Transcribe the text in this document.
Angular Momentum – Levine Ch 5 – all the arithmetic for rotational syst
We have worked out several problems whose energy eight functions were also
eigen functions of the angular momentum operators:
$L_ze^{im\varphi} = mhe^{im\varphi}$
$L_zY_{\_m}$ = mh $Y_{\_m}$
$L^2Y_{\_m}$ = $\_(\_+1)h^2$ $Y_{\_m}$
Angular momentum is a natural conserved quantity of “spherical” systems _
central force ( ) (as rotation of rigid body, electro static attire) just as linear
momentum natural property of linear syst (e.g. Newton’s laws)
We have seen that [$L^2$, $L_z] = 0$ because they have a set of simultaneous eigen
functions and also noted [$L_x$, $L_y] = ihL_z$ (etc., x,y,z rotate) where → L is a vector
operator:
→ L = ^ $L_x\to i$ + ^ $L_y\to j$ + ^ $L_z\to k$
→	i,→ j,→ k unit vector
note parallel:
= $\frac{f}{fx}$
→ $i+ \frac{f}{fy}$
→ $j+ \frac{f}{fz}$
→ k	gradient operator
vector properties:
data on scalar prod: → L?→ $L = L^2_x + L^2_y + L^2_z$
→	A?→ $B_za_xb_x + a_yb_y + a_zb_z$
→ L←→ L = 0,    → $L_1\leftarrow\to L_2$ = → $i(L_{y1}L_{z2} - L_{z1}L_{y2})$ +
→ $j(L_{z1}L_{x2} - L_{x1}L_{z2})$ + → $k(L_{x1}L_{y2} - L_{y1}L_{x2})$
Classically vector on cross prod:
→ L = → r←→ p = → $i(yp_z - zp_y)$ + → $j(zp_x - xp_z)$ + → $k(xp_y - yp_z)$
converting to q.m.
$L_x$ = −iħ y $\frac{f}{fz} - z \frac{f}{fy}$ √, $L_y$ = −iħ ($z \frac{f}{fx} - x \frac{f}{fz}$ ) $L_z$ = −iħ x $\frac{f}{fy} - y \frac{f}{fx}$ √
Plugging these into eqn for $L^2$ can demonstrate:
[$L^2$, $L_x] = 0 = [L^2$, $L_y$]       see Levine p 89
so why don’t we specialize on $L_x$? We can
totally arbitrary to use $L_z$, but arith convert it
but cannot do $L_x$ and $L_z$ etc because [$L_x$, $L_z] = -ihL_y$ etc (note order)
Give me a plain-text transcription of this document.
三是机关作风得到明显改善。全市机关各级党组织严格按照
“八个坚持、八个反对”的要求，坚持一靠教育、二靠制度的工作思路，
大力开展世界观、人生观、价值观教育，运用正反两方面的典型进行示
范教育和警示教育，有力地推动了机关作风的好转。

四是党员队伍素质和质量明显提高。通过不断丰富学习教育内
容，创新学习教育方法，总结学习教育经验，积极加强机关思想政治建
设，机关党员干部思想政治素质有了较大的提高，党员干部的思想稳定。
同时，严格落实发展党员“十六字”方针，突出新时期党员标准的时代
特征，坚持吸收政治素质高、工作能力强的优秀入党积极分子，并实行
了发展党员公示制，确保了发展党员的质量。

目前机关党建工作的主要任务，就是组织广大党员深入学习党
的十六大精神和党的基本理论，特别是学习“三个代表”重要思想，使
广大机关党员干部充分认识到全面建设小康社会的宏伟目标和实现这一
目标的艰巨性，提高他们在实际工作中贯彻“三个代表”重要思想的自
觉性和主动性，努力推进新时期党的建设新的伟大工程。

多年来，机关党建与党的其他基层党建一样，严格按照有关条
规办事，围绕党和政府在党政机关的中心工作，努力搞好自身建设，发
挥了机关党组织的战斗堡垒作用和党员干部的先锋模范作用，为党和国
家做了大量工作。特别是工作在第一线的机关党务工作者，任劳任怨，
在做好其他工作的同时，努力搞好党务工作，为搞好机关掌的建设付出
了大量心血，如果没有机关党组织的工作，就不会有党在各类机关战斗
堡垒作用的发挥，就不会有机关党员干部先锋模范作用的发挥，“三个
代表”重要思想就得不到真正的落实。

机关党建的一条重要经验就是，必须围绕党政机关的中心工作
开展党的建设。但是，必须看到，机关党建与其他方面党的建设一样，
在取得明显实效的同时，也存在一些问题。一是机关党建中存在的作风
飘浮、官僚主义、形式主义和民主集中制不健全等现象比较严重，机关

******************************

- _PROBLEM_
Beginning at the line that contains "Give me a plain-text", retype each line of the listing up to and including the last one, exactly as it stands, and nothing else.

- _RESULT_
Give me a plain-text transcription of this document.
三是机关作风得到明显改善。全市机关各级党组织严格按照
“八个坚持、八个反对”的要求，坚持一靠教育、二靠制度的工作思路，
大力开展世界观、人生观、价值观教育，运用正反两方面的典型进行示
范教育和警示教育，有力地推动了机关作风的好转。

四是党员队伍素质和质量明显提高。通过不断丰富学习教育内
容，创新学习教育方法，总结学习教育经验，积极加强机关思想政治建
设，机关党员干部思想政治素质有了较大的提高，党员干部的思想稳定。
同时，严格落实发展党员“十六字”方针，突出新时期党员标准的时代
特征，坚持吸收政治素质高、工作能力强的优秀入党积极分子，并实行
了发展党员公示制，确保了发展党员的质量。

目前机关党建工作的主要任务，就是组织广大党员深入学习党
的十六大精神和党的基本理论，特别是学习“三个代表”重要思想，使
广大机关党员干部充分认识到全面建设小康社会的宏伟目标和实现这一
目标的艰巨性，提高他们在实际工作中贯彻“三个代表”重要思想的自
觉性和主动性，努力推进新时期党的建设新的伟大工程。

多年来，机关党建与党的其他基层党建一样，严格按照有关条
规办事，围绕党和政府在党政机关的中心工作，努力搞好自身建设，发
挥了机关党组织的战斗堡垒作用和党员干部的先锋模范作用，为党和国
家做了大量工作。特别是工作在第一线的机关党务工作者，任劳任怨，
在做好其他工作的同时，努力搞好党务工作，为搞好机关掌的建设付出
了大量心血，如果没有机关党组织的工作，就不会有党在各类机关战斗
堡垒作用的发挥，就不会有机关党员干部先锋模范作用的发挥，“三个
代表”重要思想就得不到真正的落实。

机关党建的一条重要经验就是，必须围绕党政机关的中心工作
开展党的建设。但是，必须看到，机关党建与其他方面党的建设一样，
在取得明显实效的同时，也存在一些问题。一是机关党建中存在的作风
飘浮、官僚主义、形式主义和民主集中制不健全等现象比较严重，机关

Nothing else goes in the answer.